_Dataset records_
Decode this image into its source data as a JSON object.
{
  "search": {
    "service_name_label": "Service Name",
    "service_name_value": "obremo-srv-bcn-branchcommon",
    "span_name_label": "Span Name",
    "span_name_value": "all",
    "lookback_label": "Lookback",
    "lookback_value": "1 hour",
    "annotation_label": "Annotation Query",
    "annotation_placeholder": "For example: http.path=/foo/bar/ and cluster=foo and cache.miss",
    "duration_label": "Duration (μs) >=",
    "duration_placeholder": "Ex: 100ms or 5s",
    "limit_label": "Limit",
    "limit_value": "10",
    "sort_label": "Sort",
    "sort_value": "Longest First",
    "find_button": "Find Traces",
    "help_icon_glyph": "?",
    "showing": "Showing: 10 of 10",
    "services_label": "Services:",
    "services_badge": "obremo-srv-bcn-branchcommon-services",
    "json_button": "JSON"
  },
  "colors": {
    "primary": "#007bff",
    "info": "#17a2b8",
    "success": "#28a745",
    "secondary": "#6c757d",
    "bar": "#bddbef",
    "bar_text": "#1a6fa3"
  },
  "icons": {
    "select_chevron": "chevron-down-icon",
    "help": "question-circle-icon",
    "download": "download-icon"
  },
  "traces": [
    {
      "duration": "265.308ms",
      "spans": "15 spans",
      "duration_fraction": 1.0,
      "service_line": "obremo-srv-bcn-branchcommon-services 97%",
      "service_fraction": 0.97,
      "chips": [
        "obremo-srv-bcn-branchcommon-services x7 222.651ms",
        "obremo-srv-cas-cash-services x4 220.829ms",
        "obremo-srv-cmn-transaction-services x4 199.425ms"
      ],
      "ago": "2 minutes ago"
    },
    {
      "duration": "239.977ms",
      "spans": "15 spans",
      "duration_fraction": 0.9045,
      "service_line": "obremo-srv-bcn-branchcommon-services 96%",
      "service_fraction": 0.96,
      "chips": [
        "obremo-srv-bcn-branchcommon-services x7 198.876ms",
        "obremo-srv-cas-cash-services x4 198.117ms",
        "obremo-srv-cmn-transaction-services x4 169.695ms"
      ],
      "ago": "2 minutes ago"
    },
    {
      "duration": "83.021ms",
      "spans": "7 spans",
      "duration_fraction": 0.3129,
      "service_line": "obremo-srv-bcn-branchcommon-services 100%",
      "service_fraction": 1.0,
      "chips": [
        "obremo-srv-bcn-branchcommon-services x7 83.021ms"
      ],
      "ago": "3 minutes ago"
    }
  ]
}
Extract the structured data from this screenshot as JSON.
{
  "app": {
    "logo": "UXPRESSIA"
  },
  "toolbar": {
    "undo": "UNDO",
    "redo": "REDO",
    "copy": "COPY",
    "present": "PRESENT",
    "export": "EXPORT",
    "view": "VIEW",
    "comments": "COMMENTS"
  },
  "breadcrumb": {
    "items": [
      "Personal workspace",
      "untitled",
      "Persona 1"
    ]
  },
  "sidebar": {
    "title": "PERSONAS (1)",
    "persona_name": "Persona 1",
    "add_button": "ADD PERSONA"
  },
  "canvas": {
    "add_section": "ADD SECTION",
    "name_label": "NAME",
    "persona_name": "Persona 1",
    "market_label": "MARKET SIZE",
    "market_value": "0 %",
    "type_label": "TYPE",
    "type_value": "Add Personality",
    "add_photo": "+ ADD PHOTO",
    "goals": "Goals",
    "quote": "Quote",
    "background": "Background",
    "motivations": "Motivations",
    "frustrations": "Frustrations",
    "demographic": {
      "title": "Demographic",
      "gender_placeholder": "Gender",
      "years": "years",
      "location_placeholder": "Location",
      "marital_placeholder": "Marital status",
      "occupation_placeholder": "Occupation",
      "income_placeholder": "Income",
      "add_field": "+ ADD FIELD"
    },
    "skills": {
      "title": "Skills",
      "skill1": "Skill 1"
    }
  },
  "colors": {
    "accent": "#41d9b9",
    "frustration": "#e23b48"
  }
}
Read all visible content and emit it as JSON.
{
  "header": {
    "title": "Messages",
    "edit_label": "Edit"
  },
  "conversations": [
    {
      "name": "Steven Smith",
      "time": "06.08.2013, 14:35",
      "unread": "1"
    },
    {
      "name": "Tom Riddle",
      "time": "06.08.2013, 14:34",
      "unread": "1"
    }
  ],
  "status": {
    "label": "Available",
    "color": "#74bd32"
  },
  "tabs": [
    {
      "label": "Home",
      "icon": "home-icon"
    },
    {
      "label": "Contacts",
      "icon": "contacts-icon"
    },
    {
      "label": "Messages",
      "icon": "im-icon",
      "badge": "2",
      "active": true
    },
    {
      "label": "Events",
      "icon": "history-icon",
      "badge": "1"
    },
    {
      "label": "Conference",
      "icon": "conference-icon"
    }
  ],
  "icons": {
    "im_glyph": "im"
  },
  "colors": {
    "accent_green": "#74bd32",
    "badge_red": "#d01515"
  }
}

_TASK DESCRIPTION_
In the listing above, locate each line with "status" and copy it.

_REPLY TO THE EXERCISE_
      "marital_placeholder": "Marital status",
  "status": {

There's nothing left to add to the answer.